_Data entries_
>> begin

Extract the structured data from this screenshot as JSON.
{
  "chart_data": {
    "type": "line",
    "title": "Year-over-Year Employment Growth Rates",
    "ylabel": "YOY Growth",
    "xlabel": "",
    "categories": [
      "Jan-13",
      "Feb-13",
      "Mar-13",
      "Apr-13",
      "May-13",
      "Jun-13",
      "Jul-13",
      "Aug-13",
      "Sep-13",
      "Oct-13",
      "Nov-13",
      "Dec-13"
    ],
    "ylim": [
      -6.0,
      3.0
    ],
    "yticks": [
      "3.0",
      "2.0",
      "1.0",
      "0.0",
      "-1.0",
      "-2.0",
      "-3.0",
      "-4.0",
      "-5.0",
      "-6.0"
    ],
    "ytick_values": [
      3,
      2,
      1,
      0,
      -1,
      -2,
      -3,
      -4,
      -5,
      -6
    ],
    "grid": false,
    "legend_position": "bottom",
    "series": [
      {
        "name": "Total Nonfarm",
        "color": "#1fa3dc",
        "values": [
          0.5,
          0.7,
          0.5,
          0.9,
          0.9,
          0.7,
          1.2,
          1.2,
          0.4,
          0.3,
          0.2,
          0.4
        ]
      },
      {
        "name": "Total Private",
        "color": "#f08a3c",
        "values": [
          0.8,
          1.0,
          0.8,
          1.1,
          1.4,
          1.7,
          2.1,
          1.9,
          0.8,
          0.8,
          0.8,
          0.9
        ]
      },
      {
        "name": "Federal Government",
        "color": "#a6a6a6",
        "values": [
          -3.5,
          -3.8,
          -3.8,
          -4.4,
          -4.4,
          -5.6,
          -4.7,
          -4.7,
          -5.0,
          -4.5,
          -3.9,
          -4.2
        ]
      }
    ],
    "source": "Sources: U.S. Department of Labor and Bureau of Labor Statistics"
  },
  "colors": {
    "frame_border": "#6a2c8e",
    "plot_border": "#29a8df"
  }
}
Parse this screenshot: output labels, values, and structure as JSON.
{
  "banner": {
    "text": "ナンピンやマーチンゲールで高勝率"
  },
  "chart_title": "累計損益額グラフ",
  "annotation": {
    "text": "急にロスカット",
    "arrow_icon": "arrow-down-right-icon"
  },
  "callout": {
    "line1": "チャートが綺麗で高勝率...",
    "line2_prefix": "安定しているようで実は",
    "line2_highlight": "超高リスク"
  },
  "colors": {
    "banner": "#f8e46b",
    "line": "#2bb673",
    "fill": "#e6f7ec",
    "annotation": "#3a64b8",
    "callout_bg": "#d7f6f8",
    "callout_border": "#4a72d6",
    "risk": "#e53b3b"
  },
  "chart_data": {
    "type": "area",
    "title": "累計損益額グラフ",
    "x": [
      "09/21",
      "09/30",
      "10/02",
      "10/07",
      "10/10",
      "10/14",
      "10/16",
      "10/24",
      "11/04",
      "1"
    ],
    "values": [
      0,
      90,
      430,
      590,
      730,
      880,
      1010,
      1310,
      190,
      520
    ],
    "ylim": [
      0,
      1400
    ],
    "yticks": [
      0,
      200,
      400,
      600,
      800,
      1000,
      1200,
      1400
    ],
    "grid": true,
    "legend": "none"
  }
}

>> end

_WHAT IS EXPECTED_
Quote verbatim the line containing "Parse this screenshot: output" and every line after it through the end of the records above.

_ANSWER FOR THE TASK_
Parse this screenshot: output labels, values, and structure as JSON.
{
  "banner": {
    "text": "ナンピンやマーチンゲールで高勝率"
  },
  "chart_title": "累計損益額グラフ",
  "annotation": {
    "text": "急にロスカット",
    "arrow_icon": "arrow-down-right-icon"
  },
  "callout": {
    "line1": "チャートが綺麗で高勝率...",
    "line2_prefix": "安定しているようで実は",
    "line2_highlight": "超高リスク"
  },
  "colors": {
    "banner": "#f8e46b",
    "line": "#2bb673",
    "fill": "#e6f7ec",
    "annotation": "#3a64b8",
    "callout_bg": "#d7f6f8",
    "callout_border": "#4a72d6",
    "risk": "#e53b3b"
  },
  "chart_data": {
    "type": "area",
    "title": "累計損益額グラフ",
    "x": [
      "09/21",
      "09/30",
      "10/02",
      "10/07",
      "10/10",
      "10/14",
      "10/16",
      "10/24",
      "11/04",
      "1"
    ],
    "values": [
      0,
      90,
      430,
      590,
      730,
      880,
      1010,
      1310,
      190,
      520
    ],
    "ylim": [
      0,
      1400
    ],
    "yticks": [
      0,
      200,
      400,
      600,
      800,
      1000,
      1200,
      1400
    ],
    "grid": true,
    "legend": "none"
  }
}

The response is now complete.